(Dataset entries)

******************************

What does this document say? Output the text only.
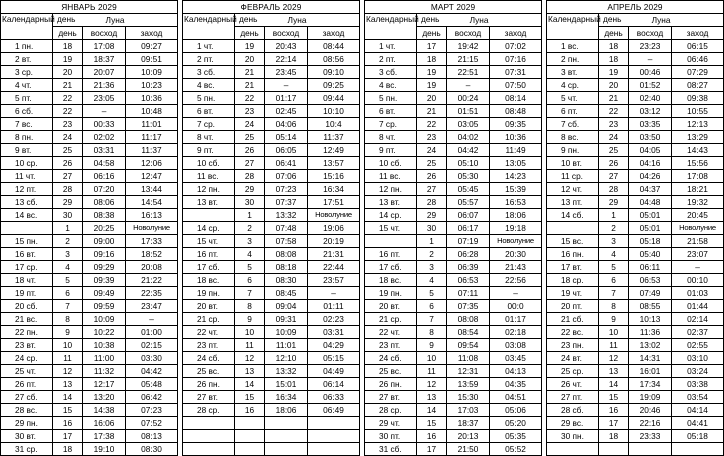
ЯНВАРЬ 2029			
Календарный день	Луна		
	день	восход	заход
1 пн.	18	17:08	09:27
2 вт.	19	18:37	09:51
3 ср.	20	20:07	10:09
4 чт.	21	21:36	10:23
5 пт.	22	23:05	10:36
6 сб.	22	–	10:48
7 вс.	23	00:33	11:01
8 пн.	24	02:02	11:17
9 вт.	25	03:31	11:37
10 ср.	26	04:58	12:06
11 чт.	27	06:16	12:47
12 пт.	28	07:20	13:44
13 сб.	29	08:06	14:54
14 вс.	30	08:38	16:13
	1	20:25	Новолуние
15 пн.	2	09:00	17:33
16 вт.	3	09:16	18:52
17 ср.	4	09:29	20:08
18 чт.	5	09:39	21:22
19 пт.	6	09:49	22:35
20 сб.	7	09:59	23:47
21 вс.	8	10:09	–
22 пн.	9	10:22	01:00
23 вт.	10	10:38	02:15
24 ср.	11	11:00	03:30
25 чт.	12	11:32	04:42
26 пт.	13	12:17	05:48
27 сб.	14	13:20	06:42
28 вс.	15	14:38	07:23
29 пн.	16	16:06	07:52
30 вт.	17	17:38	08:13
31 ср.	18	19:10	08:30
ФЕВРАЛЬ 2029			
Календарный день	Луна		
	день	восход	заход
1 чт.	19	20:43	08:44
2 пт.	20	22:14	08:56
3 сб.	21	23:45	09:10
4 вс.	21	–	09:25
5 пн.	22	01:17	09:44
6 вт.	23	02:45	10:10
7 ср.	24	04:06	10:4
8 чт.	25	05:14	11:37
9 пт.	26	06:05	12:49
10 сб.	27	06:41	13:57
11 вс.	28	07:06	15:16
12 пн.	29	07:23	16:34
13 вт.	30	07:37	17:51
	1	13:32	Новолуние
14 ср.	2	07:48	19:06
15 чт.	3	07:58	20:19
16 пт.	4	08:08	21:31
17 сб.	5	08:18	22:44
18 вс.	6	08:30	23:57
19 пн.	7	08:45	–
20 вт.	8	09:04	01:11
21 ср.	9	09:31	02:23
22 чт.	10	10:09	03:31
23 пт.	11	11:01	04:29
24 сб.	12	12:10	05:15
25 вс.	13	13:32	04:49
26 пн.	14	15:01	06:14
27 вт.	15	16:34	06:33
28 ср.	16	18:06	06:49

МАРТ 2029			
Календарный день	Луна		
	день	восход	заход
1 чт.	17	19:42	07:02
2 пт.	18	21:15	07:16
3 сб.	19	22:51	07:31
4 вс.	19	–	07:50
5 пн.	20	00:24	08:14
6 вт.	21	01:51	08:48
7 ср.	22	03:05	09:35
8 чт.	23	04:02	10:36
9 пт.	24	04:42	11:49
10 сб.	25	05:10	13:05
11 вс.	26	05:30	14:23
12 пн.	27	05:45	15:39
13 вт.	28	05:57	16:53
14 ср.	29	06:07	18:06
15 чт.	30	06:17	19:18
	1	07:19	Новолуние
16 пт.	2	06:28	20:30
17 сб.	3	06:39	21:43
18 вс.	4	06:53	22:56
19 пн.	5	07:11	–
20 вт.	6	07:35	00:0
21 ср.	7	08:08	01:17
22 чт.	8	08:54	02:18
23 пт.	9	09:54	03:08
24 сб.	10	11:08	03:45
25 вс.	11	12:31	04:13
26 пн.	12	13:59	04:35
27 вт.	13	15:30	04:51
28 ср.	14	17:03	05:06
29 чт.	15	18:37	05:20
30 пт.	16	20:13	05:35
31 сб.	17	21:50	05:52
АПРЕЛЬ 2029			
Календарный день	Луна		
	день	восход	заход
1 вс.	18	23:23	06:15
2 пн.	18	–	06:46
3 вт.	19	00:46	07:29
4 ср.	20	01:52	08:27
5 чт.	21	02:40	09:38
6 пт.	22	03:12	10:55
7 сб.	23	03:35	12:13
8 вс.	24	03:50	13:29
9 пн.	25	04:05	14:43
10 вт.	26	04:16	15:56
11 ср.	27	04:26	17:08
12 чт.	28	04:37	18:21
13 пт.	29	04:48	19:32
14 сб.	1	05:01	20:45
	2	05:01	Новолуние
15 вс.	3	05:18	21:58
16 пн.	4	05:40	23:07
17 вт.	5	06:11	–
18 ср.	6	06:53	00:10
19 чт.	7	07:49	01:03
20 пт.	8	08:55	01:44
21 сб.	9	10:13	02:14
22 вс.	10	11:36	02:37
23 пн.	11	13:02	02:55
24 вт.	12	14:31	03:10
25 ср.	13	16:01	03:24
26 чт.	14	17:34	03:38
27 пт.	15	19:09	03:54
28 сб.	16	20:46	04:14
29 вс.	17	22:16	04:41
30 пн.	18	23:33	05:18
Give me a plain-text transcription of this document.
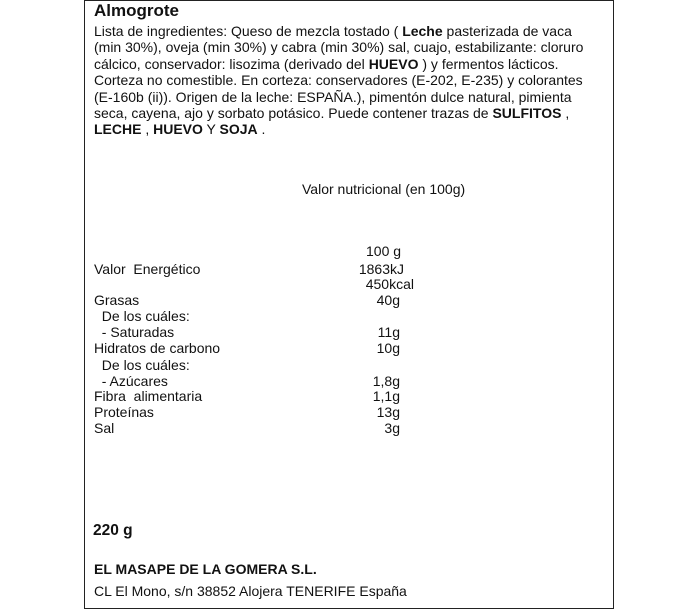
Almogrote

Lista de ingredientes: Queso de mezcla tostado ( Leche pasterizada de vaca (min 30%), oveja (min 30%) y cabra (min 30%) sal, cuajo, estabilizante: cloruro cálcico, conservador: lisozima (derivado del HUEVO ) y fermentos lácticos.

Corteza no comestible. En corteza: conservadores (E-202, E-235) y colorantes (E-160b (ii)). Origen de la leche: ESPAÑA.), pimentón dulce natural, pimienta seca, cayena, ajo y sorbato potásico. Puede contener trazas de SULFITOS , LECHE , HUEVO Y SOJA .

Valor nutricional (en 100g)
100 g
Valor  Energético	1863kJ
450kcal
Grasas	40g
De los cuáles:
- Saturadas	11g
Hidratos de carbono	10g
De los cuáles:
- Azúcares	1,8g
Fibra  alimentaria	1,1g
Proteínas	13g
Sal	3g
220 g
EL MASAPE DE LA GOMERA S.L.
CL El Mono, s/n 38852 Alojera TENERIFE España
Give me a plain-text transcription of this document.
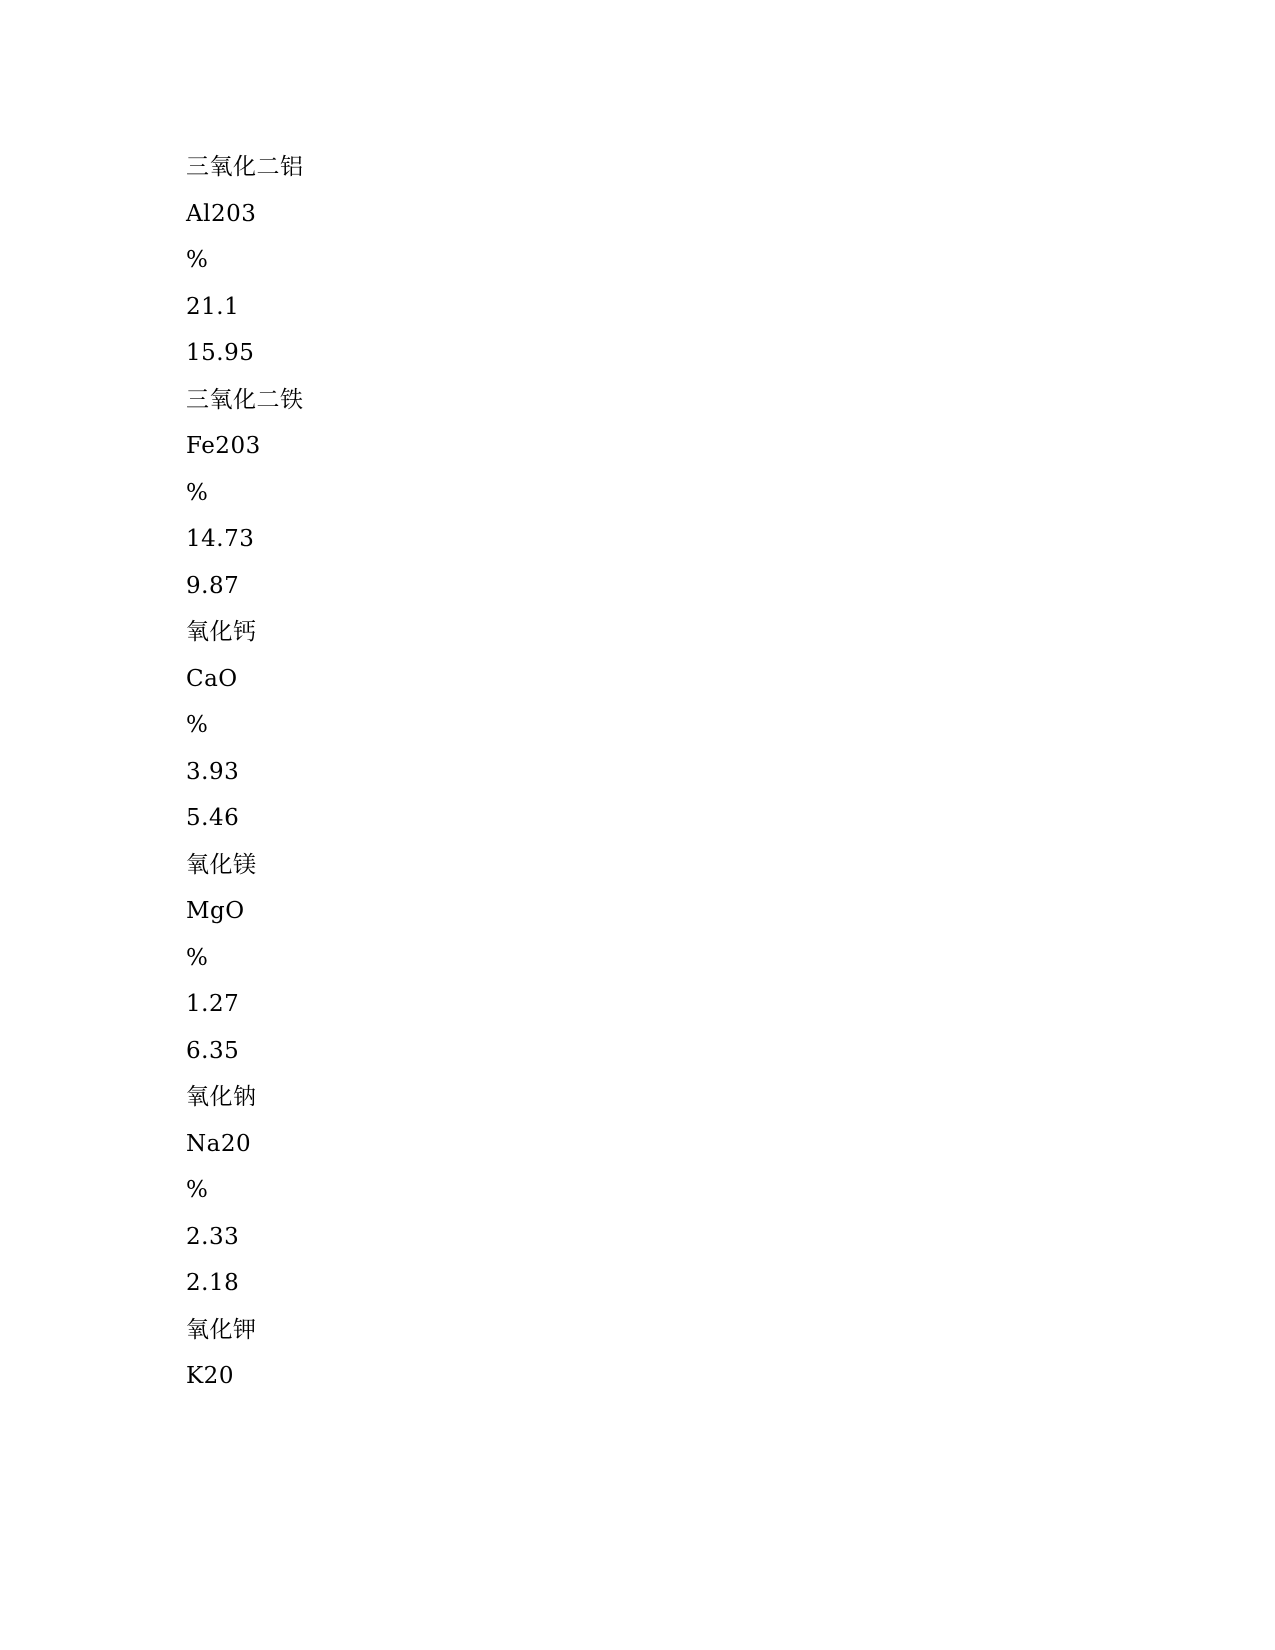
三氧化二铝
Al203
%
21.1
15.95
三氧化二铁
Fe203
%
14.73
9.87
氧化钙
CaO
%
3.93
5.46
氧化镁
MgO
%
1.27
6.35
氧化钠
Na20
%
2.33
2.18
氧化钾
K20
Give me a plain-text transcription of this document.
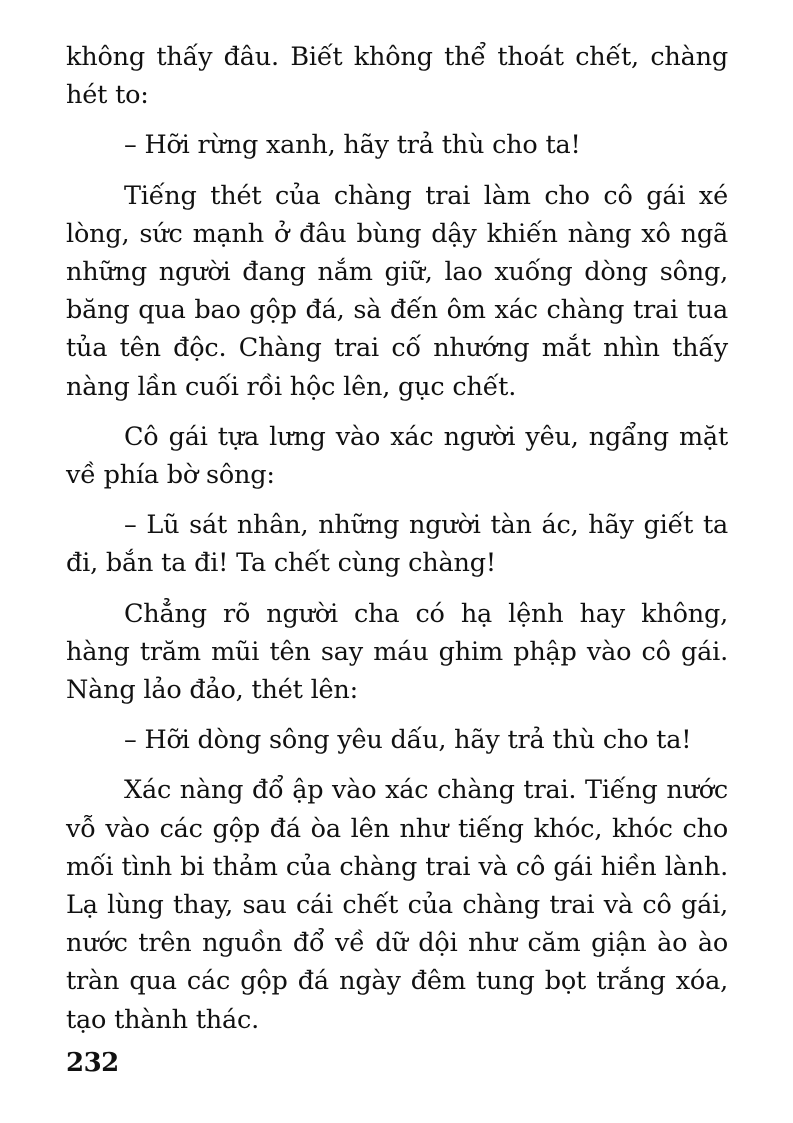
không thấy đâu. Biết không thể thoát chết, chàng hét to:

– Hỡi rừng xanh, hãy trả thù cho ta!

Tiếng thét của chàng trai làm cho cô gái xé lòng, sức mạnh ở đâu bùng dậy khiến nàng xô ngã những người đang nắm giữ, lao xuống dòng sông, băng qua bao gộp đá, sà đến ôm xác chàng trai tua tủa tên độc. Chàng trai cố nhướng mắt nhìn thấy nàng lần cuối rồi hộc lên, gục chết.

Cô gái tựa lưng vào xác người yêu, ngẩng mặt về phía bờ sông:

– Lũ sát nhân, những người tàn ác, hãy giết ta đi, bắn ta đi! Ta chết cùng chàng!

Chẳng rõ người cha có hạ lệnh hay không, hàng trăm mũi tên say máu ghim phập vào cô gái. Nàng lảo đảo, thét lên:

– Hỡi dòng sông yêu dấu, hãy trả thù cho ta!

Xác nàng đổ ập vào xác chàng trai. Tiếng nước vỗ vào các gộp đá òa lên như tiếng khóc, khóc cho mối tình bi thảm của chàng trai và cô gái hiền lành. Lạ lùng thay, sau cái chết của chàng trai và cô gái, nước trên nguồn đổ về dữ dội như căm giận ào ào tràn qua các gộp đá ngày đêm tung bọt trắng xóa, tạo thành thác.

232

******************************

**Exercise description**
Tell how many lines include "dòng". The number is the whole answer.

**Answer**
2